• INSTRUCTIONS FOR THE TASK: The records shown below are to be repeated exactly and completely.

*** TASK INPUT ***

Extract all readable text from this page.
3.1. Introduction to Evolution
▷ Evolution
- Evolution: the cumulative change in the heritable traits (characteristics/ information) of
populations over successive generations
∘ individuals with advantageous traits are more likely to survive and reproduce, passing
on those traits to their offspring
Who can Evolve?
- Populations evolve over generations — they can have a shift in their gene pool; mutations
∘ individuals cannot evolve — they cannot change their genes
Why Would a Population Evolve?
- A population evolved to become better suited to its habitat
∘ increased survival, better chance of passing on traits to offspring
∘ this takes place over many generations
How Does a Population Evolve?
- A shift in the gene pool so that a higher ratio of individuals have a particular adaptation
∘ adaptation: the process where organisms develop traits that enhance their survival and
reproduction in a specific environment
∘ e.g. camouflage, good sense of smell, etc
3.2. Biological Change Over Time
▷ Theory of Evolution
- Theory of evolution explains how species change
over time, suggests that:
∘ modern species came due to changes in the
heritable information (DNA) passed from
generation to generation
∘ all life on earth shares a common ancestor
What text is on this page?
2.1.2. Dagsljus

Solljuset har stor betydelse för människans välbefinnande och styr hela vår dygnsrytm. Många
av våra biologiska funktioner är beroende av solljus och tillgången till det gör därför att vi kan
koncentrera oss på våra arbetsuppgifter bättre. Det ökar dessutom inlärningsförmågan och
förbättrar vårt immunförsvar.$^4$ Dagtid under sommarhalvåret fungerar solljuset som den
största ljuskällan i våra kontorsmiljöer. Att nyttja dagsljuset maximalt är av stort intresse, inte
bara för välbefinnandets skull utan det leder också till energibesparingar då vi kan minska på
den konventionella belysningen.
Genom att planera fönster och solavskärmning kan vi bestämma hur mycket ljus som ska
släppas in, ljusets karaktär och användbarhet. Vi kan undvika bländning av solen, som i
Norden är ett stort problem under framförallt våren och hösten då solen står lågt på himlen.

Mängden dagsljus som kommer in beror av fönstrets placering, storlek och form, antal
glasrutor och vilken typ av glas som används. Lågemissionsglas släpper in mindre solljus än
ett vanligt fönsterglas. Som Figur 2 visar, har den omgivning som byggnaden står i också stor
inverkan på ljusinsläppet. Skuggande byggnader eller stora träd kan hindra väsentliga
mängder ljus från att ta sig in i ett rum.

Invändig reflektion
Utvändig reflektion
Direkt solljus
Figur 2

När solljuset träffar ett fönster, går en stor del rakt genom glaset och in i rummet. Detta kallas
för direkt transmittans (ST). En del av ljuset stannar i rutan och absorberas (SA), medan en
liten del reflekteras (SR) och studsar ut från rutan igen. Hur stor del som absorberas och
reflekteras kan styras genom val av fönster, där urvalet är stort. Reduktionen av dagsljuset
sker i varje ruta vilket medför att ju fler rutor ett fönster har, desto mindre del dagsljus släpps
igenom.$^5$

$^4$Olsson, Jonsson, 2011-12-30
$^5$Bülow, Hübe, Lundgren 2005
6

*** End of TASK INPUT ***

• TASK OUTPUT:
Extract all readable text from this page.
3.1. Introduction to Evolution
▷ Evolution
- Evolution: the cumulative change in the heritable traits (characteristics/ information) of
populations over successive generations
∘ individuals with advantageous traits are more likely to survive and reproduce, passing
on those traits to their offspring
Who can Evolve?
- Populations evolve over generations — they can have a shift in their gene pool; mutations
∘ individuals cannot evolve — they cannot change their genes
Why Would a Population Evolve?
- A population evolved to become better suited to its habitat
∘ increased survival, better chance of passing on traits to offspring
∘ this takes place over many generations
How Does a Population Evolve?
- A shift in the gene pool so that a higher ratio of individuals have a particular adaptation
∘ adaptation: the process where organisms develop traits that enhance their survival and
reproduction in a specific environment
∘ e.g. camouflage, good sense of smell, etc
3.2. Biological Change Over Time
▷ Theory of Evolution
- Theory of evolution explains how species change
over time, suggests that:
∘ modern species came due to changes in the
heritable information (DNA) passed from
generation to generation
∘ all life on earth shares a common ancestor
What text is on this page?
2.1.2. Dagsljus

Solljuset har stor betydelse för människans välbefinnande och styr hela vår dygnsrytm. Många
av våra biologiska funktioner är beroende av solljus och tillgången till det gör därför att vi kan
koncentrera oss på våra arbetsuppgifter bättre. Det ökar dessutom inlärningsförmågan och
förbättrar vårt immunförsvar.$^4$ Dagtid under sommarhalvåret fungerar solljuset som den
största ljuskällan i våra kontorsmiljöer. Att nyttja dagsljuset maximalt är av stort intresse, inte
bara för välbefinnandets skull utan det leder också till energibesparingar då vi kan minska på
den konventionella belysningen.
Genom att planera fönster och solavskärmning kan vi bestämma hur mycket ljus som ska
släppas in, ljusets karaktär och användbarhet. Vi kan undvika bländning av solen, som i
Norden är ett stort problem under framförallt våren och hösten då solen står lågt på himlen.

Mängden dagsljus som kommer in beror av fönstrets placering, storlek och form, antal
glasrutor och vilken typ av glas som används. Lågemissionsglas släpper in mindre solljus än
ett vanligt fönsterglas. Som Figur 2 visar, har den omgivning som byggnaden står i också stor
inverkan på ljusinsläppet. Skuggande byggnader eller stora träd kan hindra väsentliga
mängder ljus från att ta sig in i ett rum.

Invändig reflektion
Utvändig reflektion
Direkt solljus
Figur 2

När solljuset träffar ett fönster, går en stor del rakt genom glaset och in i rummet. Detta kallas
för direkt transmittans (ST). En del av ljuset stannar i rutan och absorberas (SA), medan en
liten del reflekteras (SR) och studsar ut från rutan igen. Hur stor del som absorberas och
reflekteras kan styras genom val av fönster, där urvalet är stort. Reduktionen av dagsljuset
sker i varje ruta vilket medför att ju fler rutor ett fönster har, desto mindre del dagsljus släpps
igenom.$^5$

$^4$Olsson, Jonsson, 2011-12-30
$^5$Bülow, Hübe, Lundgren 2005
6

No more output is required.